Request ▸
Please list all lines of the material below in which the string "United" occurs.

[Excerpts from a figure dataset]
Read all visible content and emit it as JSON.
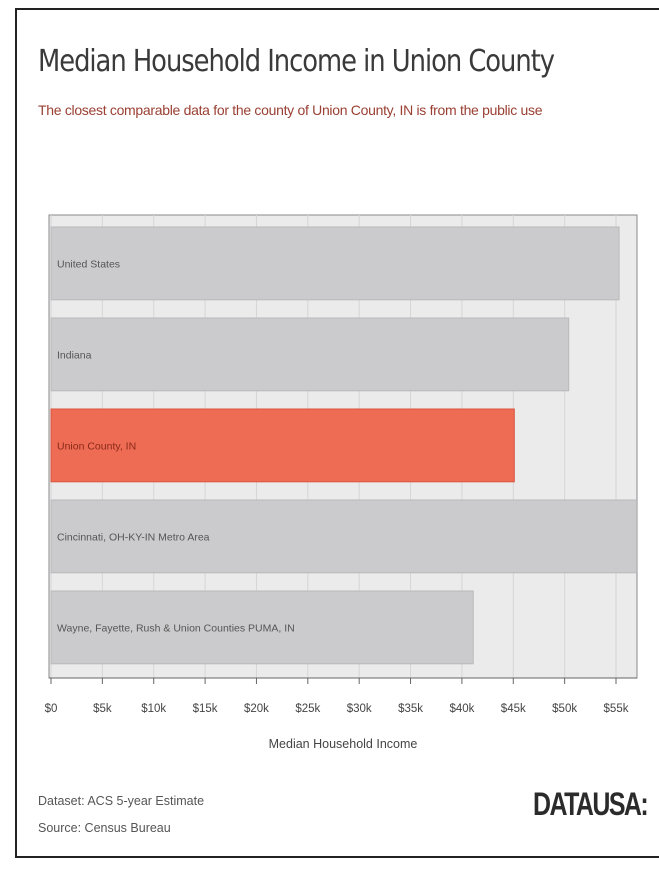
{
  "header": {
    "title": "Median Household Income in Union County",
    "subtitle": "The closest comparable data for the county of Union County, IN is from the public use"
  },
  "footer": {
    "dataset": "Dataset: ACS 5-year Estimate",
    "source": "Source: Census Bureau",
    "logo": "DATAUSA:"
  },
  "colors": {
    "highlight": "#EE6B54",
    "bar": "#CBCBCD",
    "plot_background": "#EBEBEB"
  },
  "chart_data": {
    "type": "bar",
    "orientation": "horizontal",
    "title": "Median Household Income in Union County",
    "xlabel": "Median Household Income",
    "ylabel": "",
    "xlim": [
      0,
      57000
    ],
    "categories": [
      "United States",
      "Indiana",
      "Union County, IN",
      "Cincinnati, OH-KY-IN Metro Area",
      "Wayne, Fayette, Rush & Union Counties PUMA, IN"
    ],
    "values": [
      55300,
      50400,
      45100,
      57000,
      41100
    ],
    "highlight_index": 2,
    "tick_labels": [
      "$0",
      "$5k",
      "$10k",
      "$15k",
      "$20k",
      "$25k",
      "$30k",
      "$35k",
      "$40k",
      "$45k",
      "$50k",
      "$55k"
    ],
    "tick_values": [
      0,
      5000,
      10000,
      15000,
      20000,
      25000,
      30000,
      35000,
      40000,
      45000,
      50000,
      55000
    ],
    "grid": true,
    "legend": "none"
  }
}
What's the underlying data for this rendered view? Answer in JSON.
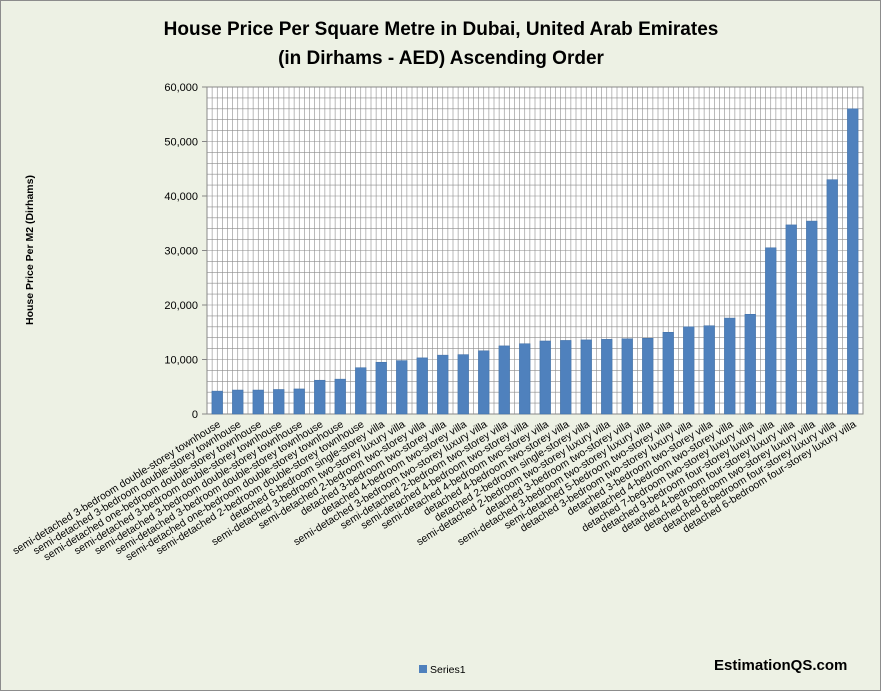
{
  "chart_data": {
    "type": "bar",
    "title": [
      "House Price Per Square Metre in Dubai, United Arab Emirates",
      "(in Dirhams - AED) Ascending Order"
    ],
    "ylabel": "House Price Per M2 (Dirhams)",
    "ylim": [
      0,
      60000
    ],
    "ytick_labels": [
      "0",
      "10,000",
      "20,000",
      "30,000",
      "40,000",
      "50,000",
      "60,000"
    ],
    "yticks": [
      0,
      10000,
      20000,
      30000,
      40000,
      50000,
      60000
    ],
    "grid": true,
    "legend_position": "bottom",
    "bar_color": "#4f81bd",
    "categories": [
      "semi-detached 3-bedroom double-storey townhouse",
      "semi-detached 3-bedroom double-storey townhouse",
      "semi-detached one-bedroom double-storey townhouse",
      "semi-detached 3-bedroom double-storey townhouse",
      "semi-detached 3-bedroom double-storey townhouse",
      "semi-detached 3-bedroom double-storey townhouse",
      "semi-detached one-bedroom double-storey townhouse",
      "semi-detached 2-bedroom double-storey townhouse",
      "detached 6-bedroom single-storey villa",
      "semi-detached 3-bedroom two-storey luxury villa",
      "semi-detached 2-bedroom two-storey villa",
      "detached 3-bedroom two-storey villa",
      "detached 4-bedroom two-storey villa",
      "semi-detached 3-bedroom two-storey luxury villa",
      "semi-detached 2-bedroom two-storey villa",
      "semi-detached 4-bedroom two-storey villa",
      "semi-detached 4-bedroom two-storey villa",
      "detached 4-bedroom two-storey villa",
      "detached 2-bedroom single-storey villa",
      "semi-detached 2-bedroom two-storey luxury villa",
      "detached 3-bedroom two-storey villa",
      "semi-detached 3-bedroom two-storey luxury villa",
      "semi-detached 5-bedroom two-storey villa",
      "detached 3-bedroom two-storey luxury villa",
      "detached 3-bedroom two-storey villa",
      "detached 4-bedroom two-storey villa",
      "detached 7-bedroom two-storey luxury villa",
      "detached 9-bedroom four-storey luxury villa",
      "detached 4-bedroom four-storey luxury villa",
      "detached 8-bedroom two-storey luxury villa",
      "detached 8-bedroom four-storey luxury villa",
      "detached 6-bedroom four-storey luxury villa"
    ],
    "series": [
      {
        "name": "Series1",
        "values": [
          4200,
          4400,
          4400,
          4500,
          4600,
          6200,
          6400,
          8500,
          9500,
          9800,
          10300,
          10800,
          10900,
          11600,
          12500,
          12900,
          13400,
          13500,
          13600,
          13700,
          13800,
          13900,
          15000,
          16000,
          16200,
          17600,
          18300,
          30500,
          34700,
          35400,
          43000,
          56000
        ]
      }
    ]
  },
  "footer": {
    "brand": "EstimationQS.com"
  }
}
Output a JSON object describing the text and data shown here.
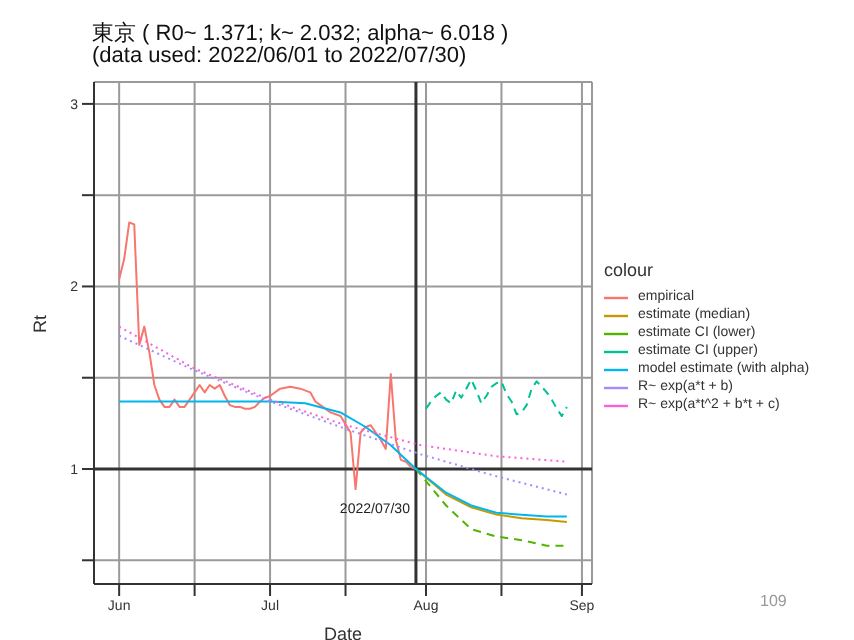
{
  "chart_data": {
    "type": "line",
    "title": "東京 ( R0~ 1.371; k~ 2.032; alpha~ 6.018 )",
    "subtitle": "(data used: 2022/06/01 to 2022/07/30)",
    "xlabel": "Date",
    "ylabel": "Rt",
    "legend_title": "colour",
    "legend": "right",
    "grid": true,
    "marker": "none",
    "xlim": [
      "2022-05-27",
      "2022-09-03"
    ],
    "xticks": [
      {
        "value": "2022-06-01",
        "label": "Jun"
      },
      {
        "value": "2022-06-16",
        "label": null
      },
      {
        "value": "2022-07-01",
        "label": "Jul"
      },
      {
        "value": "2022-07-16",
        "label": null
      },
      {
        "value": "2022-08-01",
        "label": "Aug"
      },
      {
        "value": "2022-08-16",
        "label": null
      },
      {
        "value": "2022-09-01",
        "label": "Sep"
      }
    ],
    "ylim": [
      0.37,
      3.12
    ],
    "yticks": [
      {
        "value": 0.5,
        "label": null
      },
      1,
      {
        "value": 1.5,
        "label": null
      },
      2,
      {
        "value": 2.5,
        "label": null
      },
      3
    ],
    "ref_lines": [
      {
        "axis": "x",
        "value": "2022-07-30",
        "color": "#333333"
      },
      {
        "axis": "y",
        "value": 1,
        "color": "#333333"
      }
    ],
    "annotations": [
      {
        "text": "2022/07/30",
        "x": "2022-07-30",
        "y": 1
      },
      "109"
    ],
    "series": [
      {
        "name": "empirical",
        "color": "#f8766d",
        "line_style": "solid",
        "x": [
          "2022-06-01",
          "2022-06-02",
          "2022-06-03",
          "2022-06-04",
          "2022-06-05",
          "2022-06-06",
          "2022-06-07",
          "2022-06-08",
          "2022-06-09",
          "2022-06-10",
          "2022-06-11",
          "2022-06-12",
          "2022-06-13",
          "2022-06-14",
          "2022-06-15",
          "2022-06-16",
          "2022-06-17",
          "2022-06-18",
          "2022-06-19",
          "2022-06-20",
          "2022-06-21",
          "2022-06-22",
          "2022-06-23",
          "2022-06-24",
          "2022-06-25",
          "2022-06-26",
          "2022-06-27",
          "2022-06-28",
          "2022-06-29",
          "2022-06-30",
          "2022-07-01",
          "2022-07-03",
          "2022-07-05",
          "2022-07-07",
          "2022-07-09",
          "2022-07-10",
          "2022-07-11",
          "2022-07-13",
          "2022-07-15",
          "2022-07-17",
          "2022-07-18",
          "2022-07-19",
          "2022-07-20",
          "2022-07-21",
          "2022-07-22",
          "2022-07-23",
          "2022-07-24",
          "2022-07-25",
          "2022-07-26",
          "2022-07-27",
          "2022-07-28",
          "2022-07-29",
          "2022-07-30"
        ],
        "values": [
          2.04,
          2.15,
          2.35,
          2.34,
          1.68,
          1.78,
          1.64,
          1.46,
          1.38,
          1.34,
          1.34,
          1.38,
          1.34,
          1.34,
          1.38,
          1.42,
          1.46,
          1.42,
          1.46,
          1.44,
          1.46,
          1.4,
          1.35,
          1.34,
          1.34,
          1.33,
          1.33,
          1.34,
          1.37,
          1.39,
          1.4,
          1.44,
          1.45,
          1.44,
          1.42,
          1.37,
          1.35,
          1.31,
          1.29,
          1.2,
          0.89,
          1.2,
          1.23,
          1.24,
          1.2,
          1.16,
          1.11,
          1.52,
          1.16,
          1.05,
          1.04,
          1.01,
          1.0
        ]
      },
      {
        "name": "estimate (median)",
        "color": "#c49a00",
        "line_style": "solid",
        "x": [
          "2022-07-30",
          "2022-08-05",
          "2022-08-10",
          "2022-08-15",
          "2022-08-20",
          "2022-08-25",
          "2022-08-29"
        ],
        "values": [
          1.0,
          0.86,
          0.79,
          0.75,
          0.73,
          0.72,
          0.71
        ]
      },
      {
        "name": "estimate CI (lower)",
        "color": "#53b400",
        "line_style": "dashed",
        "x": [
          "2022-07-30",
          "2022-08-05",
          "2022-08-10",
          "2022-08-15",
          "2022-08-20",
          "2022-08-25",
          "2022-08-29"
        ],
        "values": [
          1.0,
          0.8,
          0.67,
          0.63,
          0.61,
          0.58,
          0.58
        ]
      },
      {
        "name": "estimate CI (upper)",
        "color": "#00c094",
        "line_style": "dashed",
        "x": [
          "2022-08-01",
          "2022-08-02",
          "2022-08-03",
          "2022-08-04",
          "2022-08-05",
          "2022-08-06",
          "2022-08-07",
          "2022-08-08",
          "2022-08-09",
          "2022-08-10",
          "2022-08-11",
          "2022-08-12",
          "2022-08-13",
          "2022-08-14",
          "2022-08-15",
          "2022-08-16",
          "2022-08-17",
          "2022-08-18",
          "2022-08-19",
          "2022-08-20",
          "2022-08-21",
          "2022-08-22",
          "2022-08-23",
          "2022-08-24",
          "2022-08-25",
          "2022-08-26",
          "2022-08-27",
          "2022-08-28",
          "2022-08-29"
        ],
        "values": [
          1.33,
          1.37,
          1.4,
          1.42,
          1.38,
          1.36,
          1.43,
          1.39,
          1.44,
          1.49,
          1.43,
          1.36,
          1.4,
          1.45,
          1.47,
          1.48,
          1.41,
          1.37,
          1.3,
          1.31,
          1.35,
          1.44,
          1.48,
          1.45,
          1.42,
          1.38,
          1.33,
          1.29,
          1.34
        ]
      },
      {
        "name": "model estimate (with alpha)",
        "color": "#00b6eb",
        "line_style": "solid",
        "x": [
          "2022-06-01",
          "2022-07-01",
          "2022-07-08",
          "2022-07-15",
          "2022-07-20",
          "2022-07-25",
          "2022-07-30",
          "2022-08-05",
          "2022-08-10",
          "2022-08-15",
          "2022-08-20",
          "2022-08-25",
          "2022-08-29"
        ],
        "values": [
          1.37,
          1.37,
          1.36,
          1.31,
          1.23,
          1.13,
          1.0,
          0.87,
          0.8,
          0.76,
          0.75,
          0.74,
          0.74
        ]
      },
      {
        "name": "R~ exp(a*t + b)",
        "color": "#a58aff",
        "line_style": "dotted",
        "x": [
          "2022-06-01",
          "2022-06-16",
          "2022-07-01",
          "2022-07-16",
          "2022-07-31",
          "2022-08-15",
          "2022-08-29"
        ],
        "values": [
          1.73,
          1.54,
          1.37,
          1.22,
          1.08,
          0.96,
          0.86
        ]
      },
      {
        "name": "R~ exp(a*t^2 + b*t + c)",
        "color": "#fb61d7",
        "line_style": "dotted",
        "x": [
          "2022-06-01",
          "2022-06-16",
          "2022-07-01",
          "2022-07-16",
          "2022-07-31",
          "2022-08-15",
          "2022-08-29"
        ],
        "values": [
          1.78,
          1.55,
          1.38,
          1.24,
          1.13,
          1.07,
          1.04
        ]
      }
    ]
  }
}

The reply ▸
      "United States",
      "House Price Per Square Metre in Dubai, United Arab Emirates",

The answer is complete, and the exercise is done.